Saved entries:
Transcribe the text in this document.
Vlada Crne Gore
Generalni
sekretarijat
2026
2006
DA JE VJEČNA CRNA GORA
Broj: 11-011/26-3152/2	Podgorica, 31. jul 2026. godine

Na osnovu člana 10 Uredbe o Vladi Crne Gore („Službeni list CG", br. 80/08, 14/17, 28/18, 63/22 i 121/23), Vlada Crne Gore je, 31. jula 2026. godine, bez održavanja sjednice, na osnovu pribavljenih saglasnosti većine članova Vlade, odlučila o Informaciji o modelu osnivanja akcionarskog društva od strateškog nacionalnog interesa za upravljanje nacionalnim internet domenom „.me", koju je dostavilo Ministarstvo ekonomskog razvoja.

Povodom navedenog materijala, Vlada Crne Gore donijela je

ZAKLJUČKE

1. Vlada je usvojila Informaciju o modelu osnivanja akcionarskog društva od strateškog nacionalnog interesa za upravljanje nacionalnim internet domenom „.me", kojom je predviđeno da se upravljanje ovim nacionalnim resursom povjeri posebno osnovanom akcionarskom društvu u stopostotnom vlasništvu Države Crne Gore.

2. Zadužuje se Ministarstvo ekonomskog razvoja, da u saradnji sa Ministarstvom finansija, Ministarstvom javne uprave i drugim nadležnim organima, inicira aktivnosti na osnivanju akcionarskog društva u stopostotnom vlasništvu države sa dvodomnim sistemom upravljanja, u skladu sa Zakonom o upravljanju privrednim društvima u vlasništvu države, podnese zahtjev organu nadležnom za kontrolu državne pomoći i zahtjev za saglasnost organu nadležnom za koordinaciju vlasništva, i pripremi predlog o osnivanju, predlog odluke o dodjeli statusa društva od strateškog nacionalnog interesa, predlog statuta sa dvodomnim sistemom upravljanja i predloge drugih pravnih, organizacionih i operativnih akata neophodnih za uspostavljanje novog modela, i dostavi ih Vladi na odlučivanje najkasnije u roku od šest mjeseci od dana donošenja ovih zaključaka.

_GIVEN TASK:_ Copy out the full listing exactly.

_SOLUTION FOR THIS EXERCISE:_
Transcribe the text in this document.
Vlada Crne Gore
Generalni
sekretarijat
2026
2006
DA JE VJEČNA CRNA GORA
Broj: 11-011/26-3152/2	Podgorica, 31. jul 2026. godine

Na osnovu člana 10 Uredbe o Vladi Crne Gore („Službeni list CG", br. 80/08, 14/17, 28/18, 63/22 i 121/23), Vlada Crne Gore je, 31. jula 2026. godine, bez održavanja sjednice, na osnovu pribavljenih saglasnosti većine članova Vlade, odlučila o Informaciji o modelu osnivanja akcionarskog društva od strateškog nacionalnog interesa za upravljanje nacionalnim internet domenom „.me", koju je dostavilo Ministarstvo ekonomskog razvoja.

Povodom navedenog materijala, Vlada Crne Gore donijela je

ZAKLJUČKE

1. Vlada je usvojila Informaciju o modelu osnivanja akcionarskog društva od strateškog nacionalnog interesa za upravljanje nacionalnim internet domenom „.me", kojom je predviđeno da se upravljanje ovim nacionalnim resursom povjeri posebno osnovanom akcionarskom društvu u stopostotnom vlasništvu Države Crne Gore.

2. Zadužuje se Ministarstvo ekonomskog razvoja, da u saradnji sa Ministarstvom finansija, Ministarstvom javne uprave i drugim nadležnim organima, inicira aktivnosti na osnivanju akcionarskog društva u stopostotnom vlasništvu države sa dvodomnim sistemom upravljanja, u skladu sa Zakonom o upravljanju privrednim društvima u vlasništvu države, podnese zahtjev organu nadležnom za kontrolu državne pomoći i zahtjev za saglasnost organu nadležnom za koordinaciju vlasništva, i pripremi predlog o osnivanju, predlog odluke o dodjeli statusa društva od strateškog nacionalnog interesa, predlog statuta sa dvodomnim sistemom upravljanja i predloge drugih pravnih, organizacionih i operativnih akata neophodnih za uspostavljanje novog modela, i dostavi ih Vladi na odlučivanje najkasnije u roku od šest mjeseci od dana donošenja ovih zaključaka.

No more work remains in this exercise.